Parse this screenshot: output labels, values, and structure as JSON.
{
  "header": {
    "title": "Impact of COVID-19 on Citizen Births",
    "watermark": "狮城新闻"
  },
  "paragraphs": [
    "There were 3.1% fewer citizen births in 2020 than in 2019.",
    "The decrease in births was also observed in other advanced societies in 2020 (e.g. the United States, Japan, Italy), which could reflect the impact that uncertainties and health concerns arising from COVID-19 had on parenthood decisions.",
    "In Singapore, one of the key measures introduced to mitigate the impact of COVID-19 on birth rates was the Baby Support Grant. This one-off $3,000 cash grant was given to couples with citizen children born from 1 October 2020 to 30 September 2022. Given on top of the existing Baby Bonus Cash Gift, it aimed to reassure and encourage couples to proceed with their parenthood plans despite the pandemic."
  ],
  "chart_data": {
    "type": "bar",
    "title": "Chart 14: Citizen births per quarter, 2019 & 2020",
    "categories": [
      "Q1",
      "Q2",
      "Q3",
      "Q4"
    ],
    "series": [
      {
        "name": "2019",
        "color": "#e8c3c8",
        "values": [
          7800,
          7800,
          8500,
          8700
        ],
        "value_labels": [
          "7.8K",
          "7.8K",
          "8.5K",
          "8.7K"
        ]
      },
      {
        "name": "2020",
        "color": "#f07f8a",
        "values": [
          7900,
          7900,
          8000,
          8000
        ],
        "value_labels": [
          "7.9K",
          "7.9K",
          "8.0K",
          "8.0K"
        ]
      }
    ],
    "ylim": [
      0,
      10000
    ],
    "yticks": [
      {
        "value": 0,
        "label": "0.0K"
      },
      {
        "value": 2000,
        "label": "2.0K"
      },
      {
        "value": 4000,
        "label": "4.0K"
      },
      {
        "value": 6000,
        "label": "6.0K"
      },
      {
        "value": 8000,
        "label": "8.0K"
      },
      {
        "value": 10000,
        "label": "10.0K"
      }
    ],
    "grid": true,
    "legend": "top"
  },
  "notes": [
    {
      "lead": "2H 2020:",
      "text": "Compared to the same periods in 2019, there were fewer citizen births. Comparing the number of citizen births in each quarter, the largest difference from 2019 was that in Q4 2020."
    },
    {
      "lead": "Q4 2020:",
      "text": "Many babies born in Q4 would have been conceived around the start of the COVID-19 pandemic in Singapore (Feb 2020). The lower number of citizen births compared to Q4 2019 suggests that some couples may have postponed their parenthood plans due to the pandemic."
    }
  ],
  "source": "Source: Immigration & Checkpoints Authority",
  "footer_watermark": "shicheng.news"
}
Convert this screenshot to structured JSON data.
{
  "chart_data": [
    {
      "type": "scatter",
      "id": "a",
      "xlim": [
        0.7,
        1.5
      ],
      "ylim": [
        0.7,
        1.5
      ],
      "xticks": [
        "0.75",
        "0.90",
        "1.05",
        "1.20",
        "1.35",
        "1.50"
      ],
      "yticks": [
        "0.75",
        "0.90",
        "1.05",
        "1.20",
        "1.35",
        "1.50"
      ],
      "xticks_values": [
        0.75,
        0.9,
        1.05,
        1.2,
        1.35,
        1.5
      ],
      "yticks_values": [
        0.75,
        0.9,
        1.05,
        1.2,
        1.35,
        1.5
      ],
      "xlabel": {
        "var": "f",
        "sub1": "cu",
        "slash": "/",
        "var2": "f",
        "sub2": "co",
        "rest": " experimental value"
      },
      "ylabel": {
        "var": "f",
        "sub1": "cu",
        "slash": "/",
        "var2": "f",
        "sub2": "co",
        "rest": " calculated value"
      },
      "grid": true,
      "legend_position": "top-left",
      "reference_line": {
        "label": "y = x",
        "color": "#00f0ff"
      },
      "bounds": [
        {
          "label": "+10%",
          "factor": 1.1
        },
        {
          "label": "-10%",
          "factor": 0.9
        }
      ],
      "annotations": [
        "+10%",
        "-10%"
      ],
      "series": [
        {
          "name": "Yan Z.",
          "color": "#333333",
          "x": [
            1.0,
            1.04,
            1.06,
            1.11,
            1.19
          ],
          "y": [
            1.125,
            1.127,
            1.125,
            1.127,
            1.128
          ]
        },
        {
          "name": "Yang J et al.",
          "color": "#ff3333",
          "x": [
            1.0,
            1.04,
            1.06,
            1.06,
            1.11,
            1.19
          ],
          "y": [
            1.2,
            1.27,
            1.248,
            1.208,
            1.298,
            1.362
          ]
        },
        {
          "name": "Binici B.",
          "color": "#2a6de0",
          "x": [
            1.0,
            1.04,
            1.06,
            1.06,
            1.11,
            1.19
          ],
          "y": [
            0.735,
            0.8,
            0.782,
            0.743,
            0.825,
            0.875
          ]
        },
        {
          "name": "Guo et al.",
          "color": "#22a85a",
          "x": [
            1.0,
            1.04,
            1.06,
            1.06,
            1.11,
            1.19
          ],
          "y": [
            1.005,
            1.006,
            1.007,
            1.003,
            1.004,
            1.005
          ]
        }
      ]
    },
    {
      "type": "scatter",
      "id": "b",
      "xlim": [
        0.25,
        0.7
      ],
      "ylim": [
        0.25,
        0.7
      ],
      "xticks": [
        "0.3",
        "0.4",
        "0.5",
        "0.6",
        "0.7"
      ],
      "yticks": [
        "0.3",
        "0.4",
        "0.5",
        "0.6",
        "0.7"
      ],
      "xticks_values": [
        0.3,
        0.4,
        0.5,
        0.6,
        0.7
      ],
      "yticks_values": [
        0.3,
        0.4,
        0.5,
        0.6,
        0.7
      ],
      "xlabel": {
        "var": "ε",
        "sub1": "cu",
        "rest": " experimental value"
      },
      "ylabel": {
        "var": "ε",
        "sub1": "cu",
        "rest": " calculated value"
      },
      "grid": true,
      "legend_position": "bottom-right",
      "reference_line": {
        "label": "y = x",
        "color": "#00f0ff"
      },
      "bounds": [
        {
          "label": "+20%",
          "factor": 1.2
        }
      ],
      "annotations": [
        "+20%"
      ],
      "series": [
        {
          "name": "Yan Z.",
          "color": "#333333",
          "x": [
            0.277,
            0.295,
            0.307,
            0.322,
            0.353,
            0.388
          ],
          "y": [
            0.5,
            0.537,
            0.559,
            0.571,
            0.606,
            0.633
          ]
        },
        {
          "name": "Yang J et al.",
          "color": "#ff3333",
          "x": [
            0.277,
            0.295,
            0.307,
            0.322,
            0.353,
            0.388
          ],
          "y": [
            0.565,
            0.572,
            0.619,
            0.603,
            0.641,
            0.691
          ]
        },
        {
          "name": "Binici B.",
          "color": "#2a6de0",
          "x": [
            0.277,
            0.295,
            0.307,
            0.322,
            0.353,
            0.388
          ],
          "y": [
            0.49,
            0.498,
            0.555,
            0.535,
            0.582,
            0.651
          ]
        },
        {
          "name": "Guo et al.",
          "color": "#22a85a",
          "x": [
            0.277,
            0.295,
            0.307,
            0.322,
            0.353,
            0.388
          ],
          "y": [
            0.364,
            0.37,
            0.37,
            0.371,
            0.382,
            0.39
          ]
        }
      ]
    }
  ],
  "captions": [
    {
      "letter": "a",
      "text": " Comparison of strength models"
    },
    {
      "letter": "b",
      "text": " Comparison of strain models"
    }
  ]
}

-=-=-

Exercise:
All of the entries above should be written out again exactly.

Response:
Parse this screenshot: output labels, values, and structure as JSON.
{
  "header": {
    "title": "Impact of COVID-19 on Citizen Births",
    "watermark": "狮城新闻"
  },
  "paragraphs": [
    "There were 3.1% fewer citizen births in 2020 than in 2019.",
    "The decrease in births was also observed in other advanced societies in 2020 (e.g. the United States, Japan, Italy), which could reflect the impact that uncertainties and health concerns arising from COVID-19 had on parenthood decisions.",
    "In Singapore, one of the key measures introduced to mitigate the impact of COVID-19 on birth rates was the Baby Support Grant. This one-off $3,000 cash grant was given to couples with citizen children born from 1 October 2020 to 30 September 2022. Given on top of the existing Baby Bonus Cash Gift, it aimed to reassure and encourage couples to proceed with their parenthood plans despite the pandemic."
  ],
  "chart_data": {
    "type": "bar",
    "title": "Chart 14: Citizen births per quarter, 2019 & 2020",
    "categories": [
      "Q1",
      "Q2",
      "Q3",
      "Q4"
    ],
    "series": [
      {
        "name": "2019",
        "color": "#e8c3c8",
        "values": [
          7800,
          7800,
          8500,
          8700
        ],
        "value_labels": [
          "7.8K",
          "7.8K",
          "8.5K",
          "8.7K"
        ]
      },
      {
        "name": "2020",
        "color": "#f07f8a",
        "values": [
          7900,
          7900,
          8000,
          8000
        ],
        "value_labels": [
          "7.9K",
          "7.9K",
          "8.0K",
          "8.0K"
        ]
      }
    ],
    "ylim": [
      0,
      10000
    ],
    "yticks": [
      {
        "value": 0,
        "label": "0.0K"
      },
      {
        "value": 2000,
        "label": "2.0K"
      },
      {
        "value": 4000,
        "label": "4.0K"
      },
      {
        "value": 6000,
        "label": "6.0K"
      },
      {
        "value": 8000,
        "label": "8.0K"
      },
      {
        "value": 10000,
        "label": "10.0K"
      }
    ],
    "grid": true,
    "legend": "top"
  },
  "notes": [
    {
      "lead": "2H 2020:",
      "text": "Compared to the same periods in 2019, there were fewer citizen births. Comparing the number of citizen births in each quarter, the largest difference from 2019 was that in Q4 2020."
    },
    {
      "lead": "Q4 2020:",
      "text": "Many babies born in Q4 would have been conceived around the start of the COVID-19 pandemic in Singapore (Feb 2020). The lower number of citizen births compared to Q4 2019 suggests that some couples may have postponed their parenthood plans due to the pandemic."
    }
  ],
  "source": "Source: Immigration & Checkpoints Authority",
  "footer_watermark": "shicheng.news"
}
Convert this screenshot to structured JSON data.
{
  "chart_data": [
    {
      "type": "scatter",
      "id": "a",
      "xlim": [
        0.7,
        1.5
      ],
      "ylim": [
        0.7,
        1.5
      ],
      "xticks": [
        "0.75",
        "0.90",
        "1.05",
        "1.20",
        "1.35",
        "1.50"
      ],
      "yticks": [
        "0.75",
        "0.90",
        "1.05",
        "1.20",
        "1.35",
        "1.50"
      ],
      "xticks_values": [
        0.75,
        0.9,
        1.05,
        1.2,
        1.35,
        1.5
      ],
      "yticks_values": [
        0.75,
        0.9,
        1.05,
        1.2,
        1.35,
        1.5
      ],
      "xlabel": {
        "var": "f",
        "sub1": "cu",
        "slash": "/",
        "var2": "f",
        "sub2": "co",
        "rest": " experimental value"
      },
      "ylabel": {
        "var": "f",
        "sub1": "cu",
        "slash": "/",
        "var2": "f",
        "sub2": "co",
        "rest": " calculated value"
      },
      "grid": true,
      "legend_position": "top-left",
      "reference_line": {
        "label": "y = x",
        "color": "#00f0ff"
      },
      "bounds": [
        {
          "label": "+10%",
          "factor": 1.1
        },
        {
          "label": "-10%",
          "factor": 0.9
        }
      ],
      "annotations": [
        "+10%",
        "-10%"
      ],
      "series": [
        {
          "name": "Yan Z.",
          "color": "#333333",
          "x": [
            1.0,
            1.04,
            1.06,
            1.11,
            1.19
          ],
          "y": [
            1.125,
            1.127,
            1.125,
            1.127,
            1.128
          ]
        },
        {
          "name": "Yang J et al.",
          "color": "#ff3333",
          "x": [
            1.0,
            1.04,
            1.06,
            1.06,
            1.11,
            1.19
          ],
          "y": [
            1.2,
            1.27,
            1.248,
            1.208,
            1.298,
            1.362
          ]
        },
        {
          "name": "Binici B.",
          "color": "#2a6de0",
          "x": [
            1.0,
            1.04,
            1.06,
            1.06,
            1.11,
            1.19
          ],
          "y": [
            0.735,
            0.8,
            0.782,
            0.743,
            0.825,
            0.875
          ]
        },
        {
          "name": "Guo et al.",
          "color": "#22a85a",
          "x": [
            1.0,
            1.04,
            1.06,
            1.06,
            1.11,
            1.19
          ],
          "y": [
            1.005,
            1.006,
            1.007,
            1.003,
            1.004,
            1.005
          ]
        }
      ]
    },
    {
      "type": "scatter",
      "id": "b",
      "xlim": [
        0.25,
        0.7
      ],
      "ylim": [
        0.25,
        0.7
      ],
      "xticks": [
        "0.3",
        "0.4",
        "0.5",
        "0.6",
        "0.7"
      ],
      "yticks": [
        "0.3",
        "0.4",
        "0.5",
        "0.6",
        "0.7"
      ],
      "xticks_values": [
        0.3,
        0.4,
        0.5,
        0.6,
        0.7
      ],
      "yticks_values": [
        0.3,
        0.4,
        0.5,
        0.6,
        0.7
      ],
      "xlabel": {
        "var": "ε",
        "sub1": "cu",
        "rest": " experimental value"
      },
      "ylabel": {
        "var": "ε",
        "sub1": "cu",
        "rest": " calculated value"
      },
      "grid": true,
      "legend_position": "bottom-right",
      "reference_line": {
        "label": "y = x",
        "color": "#00f0ff"
      },
      "bounds": [
        {
          "label": "+20%",
          "factor": 1.2
        }
      ],
      "annotations": [
        "+20%"
      ],
      "series": [
        {
          "name": "Yan Z.",
          "color": "#333333",
          "x": [
            0.277,
            0.295,
            0.307,
            0.322,
            0.353,
            0.388
          ],
          "y": [
            0.5,
            0.537,
            0.559,
            0.571,
            0.606,
            0.633
          ]
        },
        {
          "name": "Yang J et al.",
          "color": "#ff3333",
          "x": [
            0.277,
            0.295,
            0.307,
            0.322,
            0.353,
            0.388
          ],
          "y": [
            0.565,
            0.572,
            0.619,
            0.603,
            0.641,
            0.691
          ]
        },
        {
          "name": "Binici B.",
          "color": "#2a6de0",
          "x": [
            0.277,
            0.295,
            0.307,
            0.322,
            0.353,
            0.388
          ],
          "y": [
            0.49,
            0.498,
            0.555,
            0.535,
            0.582,
            0.651
          ]
        },
        {
          "name": "Guo et al.",
          "color": "#22a85a",
          "x": [
            0.277,
            0.295,
            0.307,
            0.322,
            0.353,
            0.388
          ],
          "y": [
            0.364,
            0.37,
            0.37,
            0.371,
            0.382,
            0.39
          ]
        }
      ]
    }
  ],
  "captions": [
    {
      "letter": "a",
      "text": " Comparison of strength models"
    },
    {
      "letter": "b",
      "text": " Comparison of strain models"
    }
  ]
}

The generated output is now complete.